>> begin Data supplied

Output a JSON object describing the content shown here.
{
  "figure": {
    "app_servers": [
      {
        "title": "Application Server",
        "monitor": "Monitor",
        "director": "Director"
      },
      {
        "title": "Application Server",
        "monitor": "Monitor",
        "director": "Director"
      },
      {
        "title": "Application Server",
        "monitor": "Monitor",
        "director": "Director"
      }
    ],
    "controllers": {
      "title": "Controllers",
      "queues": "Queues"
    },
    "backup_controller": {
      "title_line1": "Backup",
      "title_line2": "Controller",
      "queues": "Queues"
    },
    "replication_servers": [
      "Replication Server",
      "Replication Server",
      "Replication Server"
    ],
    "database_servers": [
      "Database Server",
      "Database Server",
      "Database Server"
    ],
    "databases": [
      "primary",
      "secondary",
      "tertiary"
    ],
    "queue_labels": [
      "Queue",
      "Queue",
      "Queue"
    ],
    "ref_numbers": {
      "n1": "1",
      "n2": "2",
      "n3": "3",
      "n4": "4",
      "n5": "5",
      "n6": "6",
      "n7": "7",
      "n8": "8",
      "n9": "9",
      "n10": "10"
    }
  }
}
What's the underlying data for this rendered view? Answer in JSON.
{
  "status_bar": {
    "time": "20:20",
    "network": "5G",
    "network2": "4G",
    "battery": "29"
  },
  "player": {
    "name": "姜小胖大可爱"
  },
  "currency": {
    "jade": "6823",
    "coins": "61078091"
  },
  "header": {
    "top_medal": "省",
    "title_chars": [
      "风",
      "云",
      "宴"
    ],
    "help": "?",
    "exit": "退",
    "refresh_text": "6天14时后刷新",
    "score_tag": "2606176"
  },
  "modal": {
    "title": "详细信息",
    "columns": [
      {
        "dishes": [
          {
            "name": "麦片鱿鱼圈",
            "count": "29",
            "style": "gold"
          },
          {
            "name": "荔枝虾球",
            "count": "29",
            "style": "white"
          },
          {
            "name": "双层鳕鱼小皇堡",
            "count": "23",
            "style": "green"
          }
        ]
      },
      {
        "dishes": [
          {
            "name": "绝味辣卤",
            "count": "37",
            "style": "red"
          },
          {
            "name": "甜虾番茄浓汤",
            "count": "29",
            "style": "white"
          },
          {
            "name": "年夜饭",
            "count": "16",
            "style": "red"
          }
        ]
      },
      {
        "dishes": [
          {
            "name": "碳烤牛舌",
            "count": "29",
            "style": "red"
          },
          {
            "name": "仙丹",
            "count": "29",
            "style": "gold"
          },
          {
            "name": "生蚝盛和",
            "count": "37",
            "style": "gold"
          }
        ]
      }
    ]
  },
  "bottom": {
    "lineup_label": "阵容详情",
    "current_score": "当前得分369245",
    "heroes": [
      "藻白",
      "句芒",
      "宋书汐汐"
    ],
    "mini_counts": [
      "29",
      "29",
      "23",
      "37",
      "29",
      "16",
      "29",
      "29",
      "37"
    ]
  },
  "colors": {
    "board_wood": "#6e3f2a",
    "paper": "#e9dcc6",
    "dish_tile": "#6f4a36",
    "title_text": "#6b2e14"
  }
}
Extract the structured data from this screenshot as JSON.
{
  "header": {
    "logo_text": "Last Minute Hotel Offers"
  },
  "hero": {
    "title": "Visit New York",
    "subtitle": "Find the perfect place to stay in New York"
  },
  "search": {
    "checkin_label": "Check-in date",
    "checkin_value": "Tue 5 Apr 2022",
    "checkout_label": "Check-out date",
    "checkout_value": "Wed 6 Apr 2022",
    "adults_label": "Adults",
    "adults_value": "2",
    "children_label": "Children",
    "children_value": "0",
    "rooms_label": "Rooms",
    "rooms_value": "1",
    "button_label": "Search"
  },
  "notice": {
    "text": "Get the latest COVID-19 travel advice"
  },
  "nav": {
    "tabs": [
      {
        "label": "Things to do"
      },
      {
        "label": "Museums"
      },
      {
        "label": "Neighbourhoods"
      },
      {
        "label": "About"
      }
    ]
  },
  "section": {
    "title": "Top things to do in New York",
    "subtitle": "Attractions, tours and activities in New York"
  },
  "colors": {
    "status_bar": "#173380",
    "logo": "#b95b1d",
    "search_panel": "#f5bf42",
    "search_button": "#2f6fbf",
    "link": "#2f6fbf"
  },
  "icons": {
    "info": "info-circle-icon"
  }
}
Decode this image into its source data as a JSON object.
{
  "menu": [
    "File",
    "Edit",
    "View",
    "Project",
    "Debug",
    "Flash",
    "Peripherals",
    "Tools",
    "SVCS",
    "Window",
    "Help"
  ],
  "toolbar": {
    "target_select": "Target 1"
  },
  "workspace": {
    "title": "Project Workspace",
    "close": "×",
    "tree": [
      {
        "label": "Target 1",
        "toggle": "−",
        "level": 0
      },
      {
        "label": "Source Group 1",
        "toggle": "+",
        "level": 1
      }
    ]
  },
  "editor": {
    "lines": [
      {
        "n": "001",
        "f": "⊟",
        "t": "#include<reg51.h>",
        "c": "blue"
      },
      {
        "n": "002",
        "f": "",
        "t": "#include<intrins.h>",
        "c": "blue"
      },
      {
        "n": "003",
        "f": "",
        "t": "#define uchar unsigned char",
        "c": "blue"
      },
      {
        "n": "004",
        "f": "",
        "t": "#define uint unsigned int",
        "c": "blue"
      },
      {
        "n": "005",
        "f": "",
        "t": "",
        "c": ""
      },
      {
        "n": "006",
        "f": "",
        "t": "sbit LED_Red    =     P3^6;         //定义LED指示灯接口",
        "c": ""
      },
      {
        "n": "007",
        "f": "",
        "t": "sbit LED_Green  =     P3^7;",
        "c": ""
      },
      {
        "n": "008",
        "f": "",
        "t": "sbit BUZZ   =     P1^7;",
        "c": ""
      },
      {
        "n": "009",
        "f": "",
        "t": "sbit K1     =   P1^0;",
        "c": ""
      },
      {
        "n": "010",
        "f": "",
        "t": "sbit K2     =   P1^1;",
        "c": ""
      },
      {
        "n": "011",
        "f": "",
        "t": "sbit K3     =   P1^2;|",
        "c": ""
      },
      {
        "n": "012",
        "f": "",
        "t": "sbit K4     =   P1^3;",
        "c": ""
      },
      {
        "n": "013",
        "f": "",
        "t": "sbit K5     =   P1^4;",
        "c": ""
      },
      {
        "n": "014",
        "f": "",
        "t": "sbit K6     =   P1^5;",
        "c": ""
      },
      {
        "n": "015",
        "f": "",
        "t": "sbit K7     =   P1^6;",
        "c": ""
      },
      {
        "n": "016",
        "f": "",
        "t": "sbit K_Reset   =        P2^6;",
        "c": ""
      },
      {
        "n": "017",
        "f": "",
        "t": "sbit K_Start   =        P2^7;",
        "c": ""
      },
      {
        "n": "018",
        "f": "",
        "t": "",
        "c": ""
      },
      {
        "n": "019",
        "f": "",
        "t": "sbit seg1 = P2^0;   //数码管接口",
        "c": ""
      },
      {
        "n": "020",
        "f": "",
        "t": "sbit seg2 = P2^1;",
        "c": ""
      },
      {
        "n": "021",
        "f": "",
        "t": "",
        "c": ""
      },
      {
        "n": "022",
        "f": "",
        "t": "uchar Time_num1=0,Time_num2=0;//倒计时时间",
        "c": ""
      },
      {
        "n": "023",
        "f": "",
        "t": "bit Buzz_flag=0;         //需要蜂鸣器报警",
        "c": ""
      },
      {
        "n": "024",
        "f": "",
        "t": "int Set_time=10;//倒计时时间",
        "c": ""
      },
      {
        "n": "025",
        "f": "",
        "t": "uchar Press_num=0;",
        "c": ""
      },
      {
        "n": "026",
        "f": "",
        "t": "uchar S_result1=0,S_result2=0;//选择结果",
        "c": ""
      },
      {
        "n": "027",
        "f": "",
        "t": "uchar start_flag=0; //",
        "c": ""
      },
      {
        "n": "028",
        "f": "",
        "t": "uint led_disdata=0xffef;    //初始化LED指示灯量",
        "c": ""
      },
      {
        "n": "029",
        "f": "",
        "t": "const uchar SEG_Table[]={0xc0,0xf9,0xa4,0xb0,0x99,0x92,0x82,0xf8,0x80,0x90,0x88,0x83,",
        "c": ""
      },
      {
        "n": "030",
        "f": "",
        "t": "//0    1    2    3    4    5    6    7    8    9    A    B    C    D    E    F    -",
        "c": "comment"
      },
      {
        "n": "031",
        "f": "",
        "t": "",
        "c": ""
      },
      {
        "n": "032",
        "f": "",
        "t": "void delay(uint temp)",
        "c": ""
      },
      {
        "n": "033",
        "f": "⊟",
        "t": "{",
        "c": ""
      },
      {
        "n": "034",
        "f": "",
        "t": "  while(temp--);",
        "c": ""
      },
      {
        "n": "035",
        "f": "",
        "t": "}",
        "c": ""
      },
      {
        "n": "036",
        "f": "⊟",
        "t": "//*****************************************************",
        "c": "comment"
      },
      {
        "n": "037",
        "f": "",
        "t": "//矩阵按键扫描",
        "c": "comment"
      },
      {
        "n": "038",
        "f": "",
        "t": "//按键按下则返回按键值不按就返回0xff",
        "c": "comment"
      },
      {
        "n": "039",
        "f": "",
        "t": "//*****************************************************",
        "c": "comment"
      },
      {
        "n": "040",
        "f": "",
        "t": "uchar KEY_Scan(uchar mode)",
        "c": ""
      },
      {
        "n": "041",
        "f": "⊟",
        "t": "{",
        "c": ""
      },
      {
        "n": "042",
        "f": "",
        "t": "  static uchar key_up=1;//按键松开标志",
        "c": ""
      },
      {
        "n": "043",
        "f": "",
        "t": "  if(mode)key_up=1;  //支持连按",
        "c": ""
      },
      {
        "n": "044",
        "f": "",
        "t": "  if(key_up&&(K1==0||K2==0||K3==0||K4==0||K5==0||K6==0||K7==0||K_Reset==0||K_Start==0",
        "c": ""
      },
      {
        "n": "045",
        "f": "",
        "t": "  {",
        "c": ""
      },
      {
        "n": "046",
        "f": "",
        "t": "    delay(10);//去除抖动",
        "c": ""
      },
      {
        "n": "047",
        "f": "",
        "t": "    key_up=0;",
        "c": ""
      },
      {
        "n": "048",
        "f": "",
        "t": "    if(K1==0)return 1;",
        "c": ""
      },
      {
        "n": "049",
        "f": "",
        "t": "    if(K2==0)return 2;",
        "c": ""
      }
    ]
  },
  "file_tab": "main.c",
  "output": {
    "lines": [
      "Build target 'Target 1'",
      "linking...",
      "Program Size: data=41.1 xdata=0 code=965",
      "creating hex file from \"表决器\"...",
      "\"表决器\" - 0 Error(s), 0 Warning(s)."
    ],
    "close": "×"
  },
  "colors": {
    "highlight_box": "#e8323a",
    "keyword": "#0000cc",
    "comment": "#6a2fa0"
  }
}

>> end Data supplied

▸ Given task:
Extract each line holding the string "name".

▸ Solution to the exercise:
    "name": "姜小胖大可爱"
            "name": "麦片鱿鱼圈",
            "name": "荔枝虾球",
            "name": "双层鳕鱼小皇堡",
            "name": "绝味辣卤",
            "name": "甜虾番茄浓汤",
            "name": "年夜饭",
            "name": "碳烤牛舌",
            "name": "仙丹",
            "name": "生蚝盛和",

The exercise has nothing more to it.